━━━ PROVIDED MATERIAL

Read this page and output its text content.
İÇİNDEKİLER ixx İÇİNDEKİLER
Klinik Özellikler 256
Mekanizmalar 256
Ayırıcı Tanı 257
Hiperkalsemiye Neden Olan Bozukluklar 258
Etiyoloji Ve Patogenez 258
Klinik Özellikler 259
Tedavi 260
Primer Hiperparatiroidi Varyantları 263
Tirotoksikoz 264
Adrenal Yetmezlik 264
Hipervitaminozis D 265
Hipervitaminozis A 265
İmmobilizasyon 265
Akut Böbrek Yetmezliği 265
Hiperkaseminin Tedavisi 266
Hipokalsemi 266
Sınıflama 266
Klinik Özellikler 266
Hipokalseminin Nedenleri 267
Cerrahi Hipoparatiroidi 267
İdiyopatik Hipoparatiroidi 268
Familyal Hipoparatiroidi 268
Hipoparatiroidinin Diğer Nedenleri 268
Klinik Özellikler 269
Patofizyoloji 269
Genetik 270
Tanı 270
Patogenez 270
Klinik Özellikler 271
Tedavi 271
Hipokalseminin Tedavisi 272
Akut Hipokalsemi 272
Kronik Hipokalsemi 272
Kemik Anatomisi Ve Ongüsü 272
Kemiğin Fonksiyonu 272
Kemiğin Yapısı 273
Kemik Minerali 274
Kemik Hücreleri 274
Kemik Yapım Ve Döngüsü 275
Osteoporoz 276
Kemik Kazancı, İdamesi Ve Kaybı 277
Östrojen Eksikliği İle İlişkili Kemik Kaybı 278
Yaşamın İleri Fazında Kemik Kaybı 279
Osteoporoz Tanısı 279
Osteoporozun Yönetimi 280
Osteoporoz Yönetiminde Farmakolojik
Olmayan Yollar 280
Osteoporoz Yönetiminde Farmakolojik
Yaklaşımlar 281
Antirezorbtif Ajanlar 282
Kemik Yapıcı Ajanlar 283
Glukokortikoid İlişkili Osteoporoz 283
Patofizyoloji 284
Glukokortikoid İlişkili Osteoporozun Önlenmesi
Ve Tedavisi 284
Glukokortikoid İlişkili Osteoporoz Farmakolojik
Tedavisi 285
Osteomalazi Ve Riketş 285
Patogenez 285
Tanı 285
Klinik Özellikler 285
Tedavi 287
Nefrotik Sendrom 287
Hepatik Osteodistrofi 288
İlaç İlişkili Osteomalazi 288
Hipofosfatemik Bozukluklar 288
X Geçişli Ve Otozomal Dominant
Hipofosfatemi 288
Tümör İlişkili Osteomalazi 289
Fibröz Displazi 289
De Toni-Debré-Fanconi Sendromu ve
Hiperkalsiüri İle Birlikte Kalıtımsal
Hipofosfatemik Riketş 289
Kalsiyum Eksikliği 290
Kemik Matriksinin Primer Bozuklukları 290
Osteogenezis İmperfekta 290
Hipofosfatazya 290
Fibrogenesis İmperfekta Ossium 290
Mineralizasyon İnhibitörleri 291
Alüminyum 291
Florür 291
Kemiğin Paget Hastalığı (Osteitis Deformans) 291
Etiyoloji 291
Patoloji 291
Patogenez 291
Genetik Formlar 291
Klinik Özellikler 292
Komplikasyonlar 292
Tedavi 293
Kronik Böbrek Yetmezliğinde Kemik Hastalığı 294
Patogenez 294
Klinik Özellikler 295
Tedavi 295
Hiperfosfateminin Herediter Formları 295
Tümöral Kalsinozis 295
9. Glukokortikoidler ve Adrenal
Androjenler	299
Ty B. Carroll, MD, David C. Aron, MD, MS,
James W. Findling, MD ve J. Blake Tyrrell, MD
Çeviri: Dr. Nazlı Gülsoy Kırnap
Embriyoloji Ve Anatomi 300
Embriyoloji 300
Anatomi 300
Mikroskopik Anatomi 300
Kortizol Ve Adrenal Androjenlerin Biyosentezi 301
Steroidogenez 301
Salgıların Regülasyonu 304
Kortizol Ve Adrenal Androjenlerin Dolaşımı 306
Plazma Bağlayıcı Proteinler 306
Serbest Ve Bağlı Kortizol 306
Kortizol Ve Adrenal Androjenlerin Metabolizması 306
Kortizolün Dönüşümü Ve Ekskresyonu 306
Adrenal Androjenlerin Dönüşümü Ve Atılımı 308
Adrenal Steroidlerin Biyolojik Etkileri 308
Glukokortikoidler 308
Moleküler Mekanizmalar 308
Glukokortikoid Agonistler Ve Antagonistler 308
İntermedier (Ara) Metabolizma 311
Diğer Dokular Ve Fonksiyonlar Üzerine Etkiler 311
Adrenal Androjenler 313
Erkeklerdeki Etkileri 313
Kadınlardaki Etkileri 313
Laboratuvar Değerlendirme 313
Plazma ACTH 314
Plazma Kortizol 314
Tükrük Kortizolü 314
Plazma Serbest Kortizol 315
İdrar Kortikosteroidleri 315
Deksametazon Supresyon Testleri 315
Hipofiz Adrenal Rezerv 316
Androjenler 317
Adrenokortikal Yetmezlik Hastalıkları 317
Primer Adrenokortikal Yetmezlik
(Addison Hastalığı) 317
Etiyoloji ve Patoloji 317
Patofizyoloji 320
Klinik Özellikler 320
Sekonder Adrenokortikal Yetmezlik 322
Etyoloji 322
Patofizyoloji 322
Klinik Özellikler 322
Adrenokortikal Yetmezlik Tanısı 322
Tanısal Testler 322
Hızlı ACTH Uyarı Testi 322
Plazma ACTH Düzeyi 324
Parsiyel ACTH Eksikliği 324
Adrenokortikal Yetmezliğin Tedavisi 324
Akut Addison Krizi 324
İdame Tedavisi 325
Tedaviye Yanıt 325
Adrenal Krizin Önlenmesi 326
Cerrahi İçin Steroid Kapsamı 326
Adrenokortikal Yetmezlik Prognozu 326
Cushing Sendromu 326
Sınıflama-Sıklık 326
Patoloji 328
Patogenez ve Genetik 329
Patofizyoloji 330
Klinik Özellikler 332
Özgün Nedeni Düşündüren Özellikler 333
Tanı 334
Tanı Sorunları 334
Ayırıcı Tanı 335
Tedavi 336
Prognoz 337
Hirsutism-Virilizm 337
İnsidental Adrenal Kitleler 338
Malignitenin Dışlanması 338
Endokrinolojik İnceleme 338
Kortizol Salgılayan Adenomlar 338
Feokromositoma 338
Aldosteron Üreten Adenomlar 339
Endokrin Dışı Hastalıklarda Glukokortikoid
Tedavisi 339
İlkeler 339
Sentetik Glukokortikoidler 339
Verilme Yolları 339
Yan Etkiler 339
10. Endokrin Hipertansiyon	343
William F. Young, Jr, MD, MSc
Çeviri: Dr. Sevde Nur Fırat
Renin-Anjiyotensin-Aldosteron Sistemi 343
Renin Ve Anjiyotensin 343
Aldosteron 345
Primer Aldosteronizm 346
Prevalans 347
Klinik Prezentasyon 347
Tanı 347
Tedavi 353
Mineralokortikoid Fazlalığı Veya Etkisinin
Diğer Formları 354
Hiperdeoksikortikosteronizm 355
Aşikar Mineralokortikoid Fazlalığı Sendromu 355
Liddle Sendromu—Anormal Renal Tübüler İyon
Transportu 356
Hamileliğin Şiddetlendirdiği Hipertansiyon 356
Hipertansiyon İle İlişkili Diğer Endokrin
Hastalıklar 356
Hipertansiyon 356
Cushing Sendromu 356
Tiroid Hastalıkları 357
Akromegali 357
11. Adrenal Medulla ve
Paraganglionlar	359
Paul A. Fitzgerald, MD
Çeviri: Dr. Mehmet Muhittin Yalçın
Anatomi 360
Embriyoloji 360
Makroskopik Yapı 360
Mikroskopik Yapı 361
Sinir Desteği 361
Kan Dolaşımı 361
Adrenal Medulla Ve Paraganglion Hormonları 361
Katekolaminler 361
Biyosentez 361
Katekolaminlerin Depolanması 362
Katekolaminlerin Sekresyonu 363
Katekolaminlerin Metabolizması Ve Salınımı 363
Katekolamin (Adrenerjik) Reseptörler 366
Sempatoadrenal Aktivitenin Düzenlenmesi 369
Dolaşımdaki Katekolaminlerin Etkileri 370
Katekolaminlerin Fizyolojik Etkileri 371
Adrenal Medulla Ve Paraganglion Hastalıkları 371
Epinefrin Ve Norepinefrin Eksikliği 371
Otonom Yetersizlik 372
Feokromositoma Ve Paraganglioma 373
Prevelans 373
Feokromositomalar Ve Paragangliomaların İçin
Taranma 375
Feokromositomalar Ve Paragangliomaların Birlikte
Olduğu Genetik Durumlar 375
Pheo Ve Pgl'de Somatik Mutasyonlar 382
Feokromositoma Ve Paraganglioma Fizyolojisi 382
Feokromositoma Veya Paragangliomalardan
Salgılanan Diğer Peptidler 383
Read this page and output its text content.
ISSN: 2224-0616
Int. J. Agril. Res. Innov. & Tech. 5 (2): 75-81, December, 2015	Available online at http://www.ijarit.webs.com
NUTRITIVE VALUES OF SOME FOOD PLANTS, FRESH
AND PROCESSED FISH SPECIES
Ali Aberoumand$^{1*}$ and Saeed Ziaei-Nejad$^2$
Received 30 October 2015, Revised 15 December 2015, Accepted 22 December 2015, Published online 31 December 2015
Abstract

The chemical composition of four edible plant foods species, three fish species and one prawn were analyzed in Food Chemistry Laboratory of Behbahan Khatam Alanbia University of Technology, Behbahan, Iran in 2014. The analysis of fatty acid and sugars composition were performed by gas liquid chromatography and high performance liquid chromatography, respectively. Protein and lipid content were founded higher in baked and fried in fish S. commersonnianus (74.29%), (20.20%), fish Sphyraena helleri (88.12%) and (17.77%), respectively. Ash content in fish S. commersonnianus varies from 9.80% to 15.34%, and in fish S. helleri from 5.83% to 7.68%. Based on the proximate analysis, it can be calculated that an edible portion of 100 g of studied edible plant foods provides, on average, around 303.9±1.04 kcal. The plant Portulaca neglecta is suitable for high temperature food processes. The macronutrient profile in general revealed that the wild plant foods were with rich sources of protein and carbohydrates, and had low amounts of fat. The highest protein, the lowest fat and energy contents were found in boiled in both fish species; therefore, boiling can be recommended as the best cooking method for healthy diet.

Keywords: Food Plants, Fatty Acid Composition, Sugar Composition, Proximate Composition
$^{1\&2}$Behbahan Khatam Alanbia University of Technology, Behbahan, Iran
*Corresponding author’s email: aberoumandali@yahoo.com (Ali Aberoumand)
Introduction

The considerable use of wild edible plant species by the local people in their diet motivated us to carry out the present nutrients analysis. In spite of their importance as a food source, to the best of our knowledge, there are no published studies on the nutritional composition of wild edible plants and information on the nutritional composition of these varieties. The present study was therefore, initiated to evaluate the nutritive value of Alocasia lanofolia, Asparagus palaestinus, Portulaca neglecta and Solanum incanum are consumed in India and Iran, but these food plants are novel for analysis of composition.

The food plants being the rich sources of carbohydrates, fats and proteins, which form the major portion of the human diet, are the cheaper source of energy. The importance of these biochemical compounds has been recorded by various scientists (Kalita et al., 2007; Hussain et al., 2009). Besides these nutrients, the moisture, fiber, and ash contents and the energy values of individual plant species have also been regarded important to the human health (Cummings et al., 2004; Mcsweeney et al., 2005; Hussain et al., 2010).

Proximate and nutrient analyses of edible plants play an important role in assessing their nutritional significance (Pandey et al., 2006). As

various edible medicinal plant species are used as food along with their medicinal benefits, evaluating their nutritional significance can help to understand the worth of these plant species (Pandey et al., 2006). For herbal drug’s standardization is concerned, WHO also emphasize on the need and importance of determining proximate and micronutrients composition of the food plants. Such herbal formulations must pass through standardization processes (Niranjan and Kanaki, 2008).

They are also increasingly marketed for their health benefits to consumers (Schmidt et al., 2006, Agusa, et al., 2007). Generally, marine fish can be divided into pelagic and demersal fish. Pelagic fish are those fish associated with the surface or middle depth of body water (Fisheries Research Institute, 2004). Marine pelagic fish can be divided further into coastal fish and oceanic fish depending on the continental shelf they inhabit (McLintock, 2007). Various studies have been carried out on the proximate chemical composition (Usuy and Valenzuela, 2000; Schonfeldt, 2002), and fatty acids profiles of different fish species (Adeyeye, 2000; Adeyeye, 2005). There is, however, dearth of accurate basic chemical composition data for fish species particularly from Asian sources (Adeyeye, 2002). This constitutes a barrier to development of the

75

━━━━━━

Check each line above for the string "Primer" and copy every line that has it.

**ANSWER TO THE EXERCISE:**
Primer Hiperparatiroidi Varyantları 263
Kemik Matriksinin Primer Bozuklukları 290
Primer Adrenokortikal Yetmezlik
Primer Aldosteronizm 346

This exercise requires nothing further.